— Start —

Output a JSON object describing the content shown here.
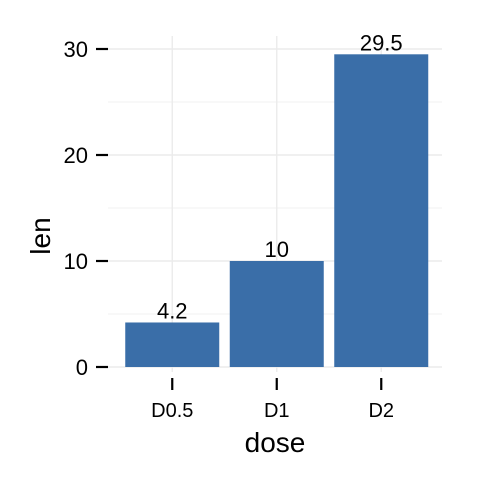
{
  "chart_data": {
    "type": "bar",
    "title": "",
    "xlabel": "dose",
    "ylabel": "len",
    "categories": [
      "D0.5",
      "D1",
      "D2"
    ],
    "values": [
      4.2,
      10,
      29.5
    ],
    "data_labels": [
      "4.2",
      "10",
      "29.5"
    ],
    "yticks": [
      0,
      10,
      20,
      30
    ],
    "ylim": [
      0,
      30
    ],
    "grid": true,
    "legend": "none",
    "bar_color": "#3a6ea8",
    "grid_color": "#ebebeb"
  }
}
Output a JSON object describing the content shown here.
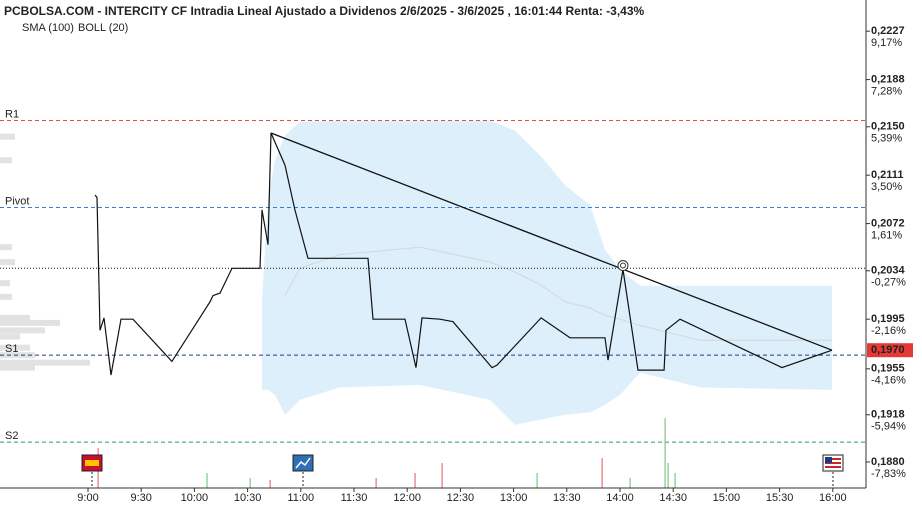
{
  "chart_data": {
    "type": "line",
    "title": "PCBOLSA.COM - INTERCITY CF Intradia Lineal Ajustado a Dividenos 2/6/2025 - 3/6/2025 , 16:01:44 Renta: -3,43%",
    "color": "#111111",
    "x": [
      9.066,
      9.085,
      9.113,
      9.15,
      9.216,
      9.31,
      9.423,
      9.789,
      10.147,
      10.175,
      10.241,
      10.353,
      10.617,
      10.635,
      10.692,
      10.72,
      10.852,
      10.945,
      11.068,
      11.632,
      11.679,
      11.979,
      12.083,
      12.139,
      12.308,
      12.43,
      12.797,
      12.844,
      13.258,
      13.53,
      13.859,
      13.887,
      14.028,
      14.169,
      14.414,
      14.432,
      14.564,
      15.523,
      15.992
    ],
    "values": [
      0.2095,
      0.2093,
      0.1986,
      0.1996,
      0.195,
      0.1995,
      0.1995,
      0.1961,
      0.2009,
      0.2014,
      0.2016,
      0.2036,
      0.2036,
      0.2083,
      0.2055,
      0.2145,
      0.2119,
      0.2083,
      0.2044,
      0.2044,
      0.1995,
      0.1995,
      0.1956,
      0.1996,
      0.1995,
      0.1993,
      0.1956,
      0.1958,
      0.1996,
      0.198,
      0.198,
      0.1962,
      0.2035,
      0.1954,
      0.1954,
      0.1986,
      0.1995,
      0.1956,
      0.197
    ],
    "trendline": {
      "color": "#111111",
      "x": [
        10.72,
        15.992
      ],
      "values": [
        0.2145,
        0.197
      ]
    },
    "bollinger": {
      "name": "BOLL (20)",
      "color": "#d6d6d6",
      "fill": "#ddeffa",
      "x": [
        10.635,
        10.692,
        10.758,
        10.852,
        10.992,
        11.368,
        12.12,
        12.778,
        13.013,
        13.248,
        13.483,
        13.718,
        13.859,
        14.0,
        14.188,
        14.752,
        15.992
      ],
      "upper": [
        0.201,
        0.2091,
        0.2123,
        0.2143,
        0.2154,
        0.2155,
        0.2155,
        0.2155,
        0.2147,
        0.2127,
        0.2103,
        0.2087,
        0.2051,
        0.2035,
        0.2022,
        0.2022,
        0.2022
      ],
      "lower": [
        0.1938,
        0.1938,
        0.1934,
        0.1918,
        0.193,
        0.194,
        0.1942,
        0.193,
        0.191,
        0.1914,
        0.1918,
        0.192,
        0.1926,
        0.1934,
        0.1952,
        0.194,
        0.1938
      ]
    },
    "sma": {
      "name": "SMA (100)",
      "color": "#a9d9f2",
      "x": [
        10.852,
        10.992,
        11.368,
        12.12,
        12.778,
        13.013,
        13.248,
        13.483,
        13.718,
        13.859,
        14.0,
        14.188,
        14.752,
        15.992
      ],
      "values": [
        0.2014,
        0.2036,
        0.2047,
        0.2053,
        0.2041,
        0.2033,
        0.2023,
        0.2009,
        0.2004,
        0.1998,
        0.1995,
        0.199,
        0.1978,
        0.1978
      ]
    },
    "levels": [
      {
        "name": "R1",
        "value": 0.2155,
        "color": "#e34a4a",
        "text_color": "#e34a4a"
      },
      {
        "name": "Pivot",
        "value": 0.2085,
        "color": "#3a7bd5",
        "text_color": "#3a7bd5"
      },
      {
        "name": "S1",
        "value": 0.1966,
        "color": "#1f3c8c",
        "text_color": "#2e9a55"
      },
      {
        "name": "S2",
        "value": 0.1896,
        "color": "#2e9a55",
        "text_color": "#2e9a55"
      }
    ],
    "reference_line": 0.2036,
    "last": {
      "value": 0.197,
      "label": "0,1970",
      "color": "#e53935"
    },
    "volume": {
      "x": [
        9.094,
        10.118,
        10.523,
        10.711,
        11.707,
        12.073,
        12.327,
        13.22,
        13.831,
        14.094,
        14.423,
        14.451,
        14.517
      ],
      "values": [
        40,
        15,
        10,
        8,
        10,
        15,
        25,
        15,
        30,
        10,
        70,
        25,
        15
      ],
      "colors": [
        "#e57373",
        "#81c784",
        "#81c784",
        "#e57373",
        "#e57373",
        "#e57373",
        "#e57373",
        "#81c784",
        "#e57373",
        "#81c784",
        "#81c784",
        "#81c784",
        "#81c784"
      ]
    },
    "volume_profile": {
      "prices": [
        0.2142,
        0.2123,
        0.2053,
        0.2041,
        0.2024,
        0.2013,
        0.1996,
        0.1992,
        0.1986,
        0.1981,
        0.1972,
        0.1966,
        0.196,
        0.1956
      ],
      "values": [
        15,
        12,
        12,
        15,
        10,
        12,
        30,
        60,
        45,
        20,
        30,
        35,
        90,
        35
      ],
      "color": "#e2e2e2"
    },
    "xlim": [
      8.173,
      16.312
    ],
    "ylim": [
      0.1859,
      0.2236
    ],
    "xticks": [
      {
        "value": 9,
        "label": "9:00"
      },
      {
        "value": 9.5,
        "label": "9:30"
      },
      {
        "value": 10,
        "label": "10:00"
      },
      {
        "value": 10.5,
        "label": "10:30"
      },
      {
        "value": 11,
        "label": "11:00"
      },
      {
        "value": 11.5,
        "label": "11:30"
      },
      {
        "value": 12,
        "label": "12:00"
      },
      {
        "value": 12.5,
        "label": "12:30"
      },
      {
        "value": 13,
        "label": "13:00"
      },
      {
        "value": 13.5,
        "label": "13:30"
      },
      {
        "value": 14,
        "label": "14:00"
      },
      {
        "value": 14.5,
        "label": "14:30"
      },
      {
        "value": 15,
        "label": "15:00"
      },
      {
        "value": 15.5,
        "label": "15:30"
      },
      {
        "value": 16,
        "label": "16:00"
      }
    ],
    "yticks": [
      {
        "value": 0.2227,
        "label": "0,2227",
        "change": "9,17%"
      },
      {
        "value": 0.2188,
        "label": "0,2188",
        "change": "7,28%"
      },
      {
        "value": 0.215,
        "label": "0,2150",
        "change": "5,39%"
      },
      {
        "value": 0.2111,
        "label": "0,2111",
        "change": "3,50%"
      },
      {
        "value": 0.2072,
        "label": "0,2072",
        "change": "1,61%"
      },
      {
        "value": 0.2034,
        "label": "0,2034",
        "change": "-0,27%"
      },
      {
        "value": 0.1995,
        "label": "0,1995",
        "change": "-2,16%"
      },
      {
        "value": 0.1955,
        "label": "0,1955",
        "change": "-4,16%"
      },
      {
        "value": 0.1918,
        "label": "0,1918",
        "change": "-5,94%"
      },
      {
        "value": 0.188,
        "label": "0,1880",
        "change": "-7,83%"
      }
    ],
    "up_color": "#2e9a55",
    "down_color": "#e04040"
  }
}
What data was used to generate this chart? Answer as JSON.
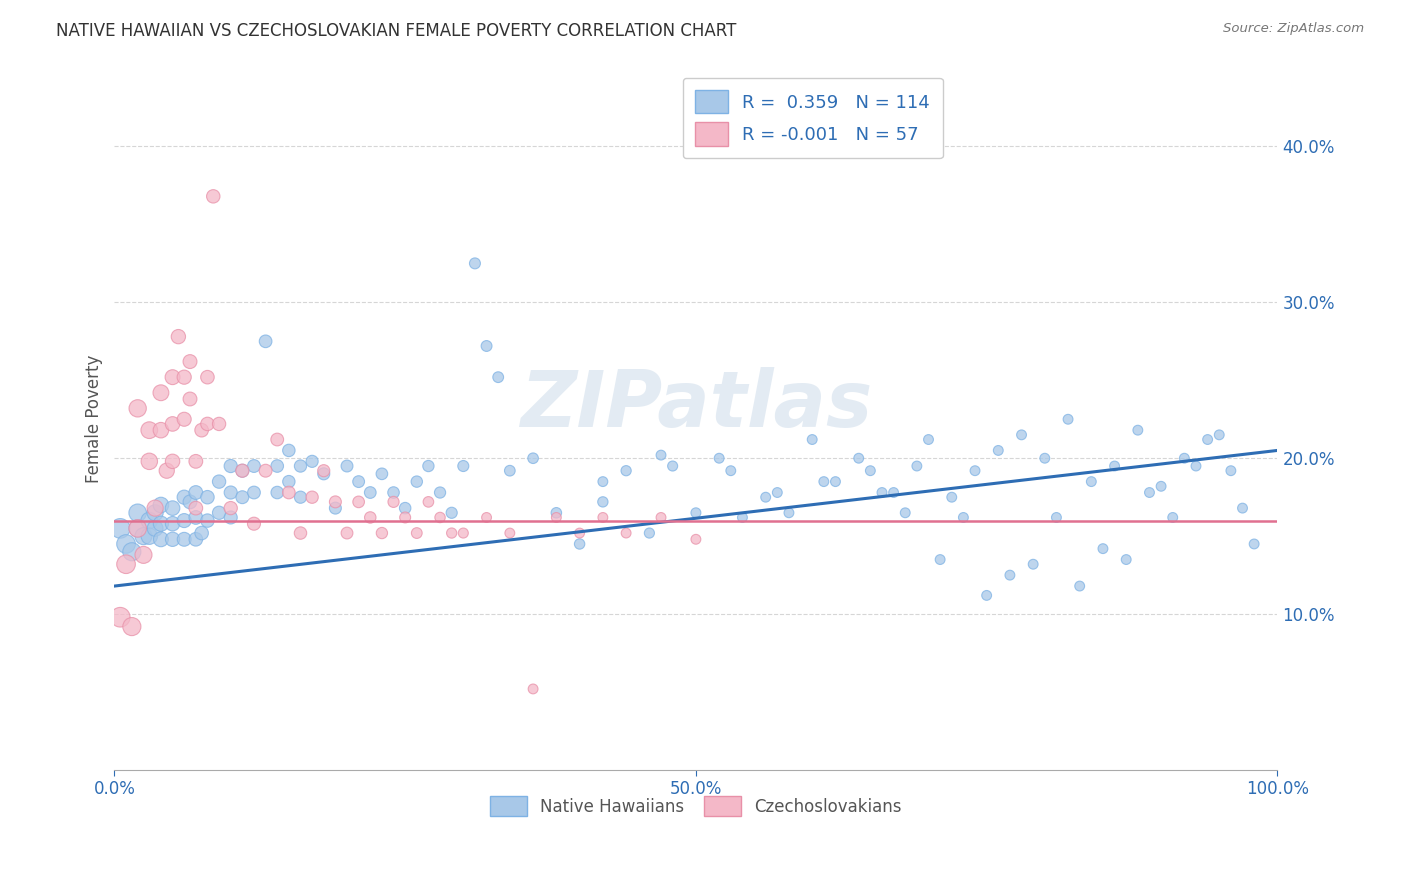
{
  "title": "NATIVE HAWAIIAN VS CZECHOSLOVAKIAN FEMALE POVERTY CORRELATION CHART",
  "source": "Source: ZipAtlas.com",
  "ylabel": "Female Poverty",
  "xlim": [
    0,
    1.0
  ],
  "ylim": [
    0,
    0.45
  ],
  "blue_color": "#A8C8E8",
  "blue_edge_color": "#7EB2E4",
  "pink_color": "#F4B8C8",
  "pink_edge_color": "#E890A8",
  "blue_line_color": "#2E6DB4",
  "pink_line_color": "#E07090",
  "legend_r_blue": "0.359",
  "legend_n_blue": "114",
  "legend_r_pink": "-0.001",
  "legend_n_pink": "57",
  "legend_label_blue": "Native Hawaiians",
  "legend_label_pink": "Czechoslovakians",
  "watermark": "ZIPatlas",
  "blue_scatter_x": [
    0.005,
    0.01,
    0.015,
    0.02,
    0.02,
    0.025,
    0.03,
    0.03,
    0.035,
    0.035,
    0.04,
    0.04,
    0.04,
    0.05,
    0.05,
    0.05,
    0.06,
    0.06,
    0.06,
    0.065,
    0.07,
    0.07,
    0.07,
    0.075,
    0.08,
    0.08,
    0.09,
    0.09,
    0.1,
    0.1,
    0.1,
    0.11,
    0.11,
    0.12,
    0.12,
    0.13,
    0.14,
    0.14,
    0.15,
    0.15,
    0.16,
    0.16,
    0.17,
    0.18,
    0.19,
    0.2,
    0.21,
    0.22,
    0.23,
    0.24,
    0.25,
    0.26,
    0.27,
    0.28,
    0.29,
    0.3,
    0.31,
    0.32,
    0.33,
    0.34,
    0.36,
    0.38,
    0.4,
    0.42,
    0.44,
    0.46,
    0.48,
    0.5,
    0.52,
    0.54,
    0.56,
    0.58,
    0.6,
    0.62,
    0.64,
    0.66,
    0.68,
    0.7,
    0.72,
    0.74,
    0.76,
    0.78,
    0.8,
    0.82,
    0.84,
    0.86,
    0.88,
    0.9,
    0.92,
    0.94,
    0.96,
    0.98,
    0.42,
    0.47,
    0.53,
    0.57,
    0.61,
    0.65,
    0.67,
    0.69,
    0.71,
    0.73,
    0.75,
    0.77,
    0.79,
    0.81,
    0.83,
    0.85,
    0.87,
    0.89,
    0.91,
    0.93,
    0.95,
    0.97
  ],
  "blue_scatter_y": [
    0.155,
    0.145,
    0.14,
    0.165,
    0.155,
    0.15,
    0.16,
    0.15,
    0.165,
    0.155,
    0.17,
    0.158,
    0.148,
    0.168,
    0.158,
    0.148,
    0.175,
    0.16,
    0.148,
    0.172,
    0.178,
    0.162,
    0.148,
    0.152,
    0.175,
    0.16,
    0.185,
    0.165,
    0.195,
    0.178,
    0.162,
    0.192,
    0.175,
    0.195,
    0.178,
    0.275,
    0.195,
    0.178,
    0.205,
    0.185,
    0.195,
    0.175,
    0.198,
    0.19,
    0.168,
    0.195,
    0.185,
    0.178,
    0.19,
    0.178,
    0.168,
    0.185,
    0.195,
    0.178,
    0.165,
    0.195,
    0.325,
    0.272,
    0.252,
    0.192,
    0.2,
    0.165,
    0.145,
    0.172,
    0.192,
    0.152,
    0.195,
    0.165,
    0.2,
    0.162,
    0.175,
    0.165,
    0.212,
    0.185,
    0.2,
    0.178,
    0.165,
    0.212,
    0.175,
    0.192,
    0.205,
    0.215,
    0.2,
    0.225,
    0.185,
    0.195,
    0.218,
    0.182,
    0.2,
    0.212,
    0.192,
    0.145,
    0.185,
    0.202,
    0.192,
    0.178,
    0.185,
    0.192,
    0.178,
    0.195,
    0.135,
    0.162,
    0.112,
    0.125,
    0.132,
    0.162,
    0.118,
    0.142,
    0.135,
    0.178,
    0.162,
    0.195,
    0.215,
    0.168
  ],
  "blue_scatter_size": [
    200,
    180,
    170,
    160,
    155,
    150,
    145,
    140,
    135,
    130,
    125,
    120,
    115,
    110,
    108,
    106,
    104,
    102,
    100,
    99,
    98,
    97,
    96,
    95,
    94,
    93,
    92,
    91,
    90,
    89,
    88,
    87,
    86,
    85,
    84,
    83,
    82,
    81,
    80,
    79,
    78,
    77,
    76,
    75,
    74,
    73,
    72,
    71,
    70,
    69,
    68,
    67,
    66,
    65,
    64,
    63,
    62,
    61,
    60,
    59,
    58,
    57,
    56,
    55,
    54,
    53,
    52,
    51,
    50,
    50,
    50,
    50,
    50,
    50,
    50,
    50,
    50,
    50,
    50,
    50,
    50,
    50,
    50,
    50,
    50,
    50,
    50,
    50,
    50,
    50,
    50,
    50,
    50,
    50,
    50,
    50,
    50,
    50,
    50,
    50,
    50,
    50,
    50,
    50,
    50,
    50,
    50,
    50,
    50,
    50,
    50,
    50,
    50,
    50
  ],
  "pink_scatter_x": [
    0.005,
    0.01,
    0.015,
    0.02,
    0.02,
    0.025,
    0.03,
    0.03,
    0.035,
    0.04,
    0.04,
    0.045,
    0.05,
    0.05,
    0.05,
    0.055,
    0.06,
    0.06,
    0.065,
    0.065,
    0.07,
    0.07,
    0.075,
    0.08,
    0.08,
    0.085,
    0.09,
    0.1,
    0.11,
    0.12,
    0.13,
    0.14,
    0.15,
    0.16,
    0.17,
    0.18,
    0.19,
    0.2,
    0.21,
    0.22,
    0.23,
    0.24,
    0.25,
    0.26,
    0.27,
    0.28,
    0.29,
    0.3,
    0.32,
    0.34,
    0.36,
    0.38,
    0.4,
    0.42,
    0.44,
    0.47,
    0.5
  ],
  "pink_scatter_y": [
    0.098,
    0.132,
    0.092,
    0.155,
    0.232,
    0.138,
    0.218,
    0.198,
    0.168,
    0.242,
    0.218,
    0.192,
    0.252,
    0.222,
    0.198,
    0.278,
    0.252,
    0.225,
    0.262,
    0.238,
    0.198,
    0.168,
    0.218,
    0.252,
    0.222,
    0.368,
    0.222,
    0.168,
    0.192,
    0.158,
    0.192,
    0.212,
    0.178,
    0.152,
    0.175,
    0.192,
    0.172,
    0.152,
    0.172,
    0.162,
    0.152,
    0.172,
    0.162,
    0.152,
    0.172,
    0.162,
    0.152,
    0.152,
    0.162,
    0.152,
    0.052,
    0.162,
    0.152,
    0.162,
    0.152,
    0.162,
    0.148
  ],
  "pink_scatter_size": [
    200,
    180,
    170,
    160,
    155,
    150,
    145,
    140,
    135,
    130,
    125,
    120,
    115,
    110,
    108,
    106,
    104,
    102,
    100,
    99,
    98,
    97,
    96,
    95,
    94,
    93,
    92,
    91,
    90,
    88,
    86,
    84,
    82,
    80,
    78,
    76,
    74,
    72,
    70,
    68,
    66,
    64,
    62,
    60,
    58,
    56,
    54,
    52,
    50,
    50,
    50,
    50,
    50,
    50,
    50,
    50,
    50
  ],
  "blue_trend_x": [
    0.0,
    1.0
  ],
  "blue_trend_y_start": 0.118,
  "blue_trend_y_end": 0.205,
  "pink_trend_y": 0.16,
  "bg_color": "#FFFFFF",
  "grid_color": "#CCCCCC",
  "axis_tick_color": "#2E6DB4"
}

— End —

» **WHAT TO WORK ON**:
Report how many lines of the records above contain the word "title", giving only the number.

» **THE RESULT**:
3